(Source data)
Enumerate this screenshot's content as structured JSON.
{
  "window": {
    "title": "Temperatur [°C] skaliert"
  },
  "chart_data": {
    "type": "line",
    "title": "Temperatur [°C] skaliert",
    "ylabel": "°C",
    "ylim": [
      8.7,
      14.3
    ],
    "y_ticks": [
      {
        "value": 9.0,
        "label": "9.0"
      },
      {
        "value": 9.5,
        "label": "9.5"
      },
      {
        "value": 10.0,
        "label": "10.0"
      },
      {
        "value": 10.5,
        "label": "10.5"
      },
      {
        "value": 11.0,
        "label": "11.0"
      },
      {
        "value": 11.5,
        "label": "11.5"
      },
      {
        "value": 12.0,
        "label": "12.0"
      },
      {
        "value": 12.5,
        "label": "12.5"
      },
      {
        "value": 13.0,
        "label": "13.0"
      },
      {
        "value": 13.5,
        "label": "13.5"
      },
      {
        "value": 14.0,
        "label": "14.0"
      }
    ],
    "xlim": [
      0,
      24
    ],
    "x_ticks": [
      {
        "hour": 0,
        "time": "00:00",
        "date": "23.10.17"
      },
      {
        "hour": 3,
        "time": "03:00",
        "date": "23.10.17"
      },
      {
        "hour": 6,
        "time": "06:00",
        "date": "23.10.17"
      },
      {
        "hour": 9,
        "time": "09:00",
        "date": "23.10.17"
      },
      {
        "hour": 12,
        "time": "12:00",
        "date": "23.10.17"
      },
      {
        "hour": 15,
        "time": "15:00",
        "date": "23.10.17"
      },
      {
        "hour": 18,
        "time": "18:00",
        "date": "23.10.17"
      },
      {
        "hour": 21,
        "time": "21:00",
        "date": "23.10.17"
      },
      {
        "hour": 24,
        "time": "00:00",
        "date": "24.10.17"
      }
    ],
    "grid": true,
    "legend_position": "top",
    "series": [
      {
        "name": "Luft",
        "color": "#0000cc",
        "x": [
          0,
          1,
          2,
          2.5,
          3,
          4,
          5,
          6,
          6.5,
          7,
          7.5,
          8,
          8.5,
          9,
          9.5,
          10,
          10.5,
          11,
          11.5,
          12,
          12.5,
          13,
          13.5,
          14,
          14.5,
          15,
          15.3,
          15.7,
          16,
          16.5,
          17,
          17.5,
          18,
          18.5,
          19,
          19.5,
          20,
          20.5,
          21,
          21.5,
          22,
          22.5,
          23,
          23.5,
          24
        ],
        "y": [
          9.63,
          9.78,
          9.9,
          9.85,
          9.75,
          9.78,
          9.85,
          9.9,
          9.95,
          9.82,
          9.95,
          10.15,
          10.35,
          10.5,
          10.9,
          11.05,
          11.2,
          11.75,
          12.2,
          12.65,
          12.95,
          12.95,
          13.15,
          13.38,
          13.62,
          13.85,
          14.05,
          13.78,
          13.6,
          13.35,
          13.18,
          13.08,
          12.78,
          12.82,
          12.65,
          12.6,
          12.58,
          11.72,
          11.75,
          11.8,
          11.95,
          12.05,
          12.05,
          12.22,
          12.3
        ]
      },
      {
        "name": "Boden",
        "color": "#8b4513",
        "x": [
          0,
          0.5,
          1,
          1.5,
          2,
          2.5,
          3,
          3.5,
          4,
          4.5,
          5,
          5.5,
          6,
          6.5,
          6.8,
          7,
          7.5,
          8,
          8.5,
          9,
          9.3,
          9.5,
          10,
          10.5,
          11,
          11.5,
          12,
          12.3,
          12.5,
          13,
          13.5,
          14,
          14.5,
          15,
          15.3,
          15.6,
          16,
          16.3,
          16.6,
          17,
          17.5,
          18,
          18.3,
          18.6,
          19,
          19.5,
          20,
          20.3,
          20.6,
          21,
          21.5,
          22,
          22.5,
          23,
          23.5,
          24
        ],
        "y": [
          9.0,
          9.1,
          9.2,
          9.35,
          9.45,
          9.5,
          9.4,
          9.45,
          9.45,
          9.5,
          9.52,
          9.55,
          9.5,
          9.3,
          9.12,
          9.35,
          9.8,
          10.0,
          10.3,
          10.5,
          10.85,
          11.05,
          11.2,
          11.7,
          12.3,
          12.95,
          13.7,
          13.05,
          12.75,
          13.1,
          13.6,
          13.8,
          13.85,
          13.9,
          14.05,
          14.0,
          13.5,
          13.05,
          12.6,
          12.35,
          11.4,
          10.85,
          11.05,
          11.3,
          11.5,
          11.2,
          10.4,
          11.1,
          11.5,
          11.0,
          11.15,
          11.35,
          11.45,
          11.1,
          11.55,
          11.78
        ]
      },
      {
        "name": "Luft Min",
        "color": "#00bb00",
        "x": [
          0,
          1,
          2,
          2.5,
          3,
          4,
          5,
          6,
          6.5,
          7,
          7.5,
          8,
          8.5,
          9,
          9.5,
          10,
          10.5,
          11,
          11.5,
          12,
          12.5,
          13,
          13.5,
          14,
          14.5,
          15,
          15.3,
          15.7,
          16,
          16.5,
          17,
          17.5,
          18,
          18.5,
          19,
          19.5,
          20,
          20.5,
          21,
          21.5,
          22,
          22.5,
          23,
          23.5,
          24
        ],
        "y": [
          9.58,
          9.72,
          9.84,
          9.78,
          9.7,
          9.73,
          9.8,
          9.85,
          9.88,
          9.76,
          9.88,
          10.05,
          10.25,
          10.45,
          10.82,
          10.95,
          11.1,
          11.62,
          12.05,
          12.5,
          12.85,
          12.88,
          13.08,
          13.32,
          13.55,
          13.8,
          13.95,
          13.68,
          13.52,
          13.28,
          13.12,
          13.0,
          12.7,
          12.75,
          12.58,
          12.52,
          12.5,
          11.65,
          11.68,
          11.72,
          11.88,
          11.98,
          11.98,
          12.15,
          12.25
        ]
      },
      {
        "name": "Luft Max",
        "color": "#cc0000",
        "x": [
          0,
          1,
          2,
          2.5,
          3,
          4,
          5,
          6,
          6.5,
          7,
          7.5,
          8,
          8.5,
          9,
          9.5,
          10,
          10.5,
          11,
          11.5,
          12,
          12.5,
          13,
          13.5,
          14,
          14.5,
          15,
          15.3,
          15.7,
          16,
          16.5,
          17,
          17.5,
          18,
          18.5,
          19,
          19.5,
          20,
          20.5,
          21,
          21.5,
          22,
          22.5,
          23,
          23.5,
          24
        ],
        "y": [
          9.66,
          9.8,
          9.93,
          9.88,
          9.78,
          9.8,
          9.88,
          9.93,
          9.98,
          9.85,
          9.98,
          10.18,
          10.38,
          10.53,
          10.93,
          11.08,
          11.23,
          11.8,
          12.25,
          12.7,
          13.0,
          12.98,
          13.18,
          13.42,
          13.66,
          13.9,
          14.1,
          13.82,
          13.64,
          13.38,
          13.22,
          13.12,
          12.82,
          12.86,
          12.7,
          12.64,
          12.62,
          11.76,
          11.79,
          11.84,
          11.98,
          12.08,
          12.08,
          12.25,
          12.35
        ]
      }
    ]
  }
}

WRITTEN REQUEST
Among the lines of the listing, how many hold the string "time"? Respond with only the number.

ANSWER FOR THIS EXERCISE
9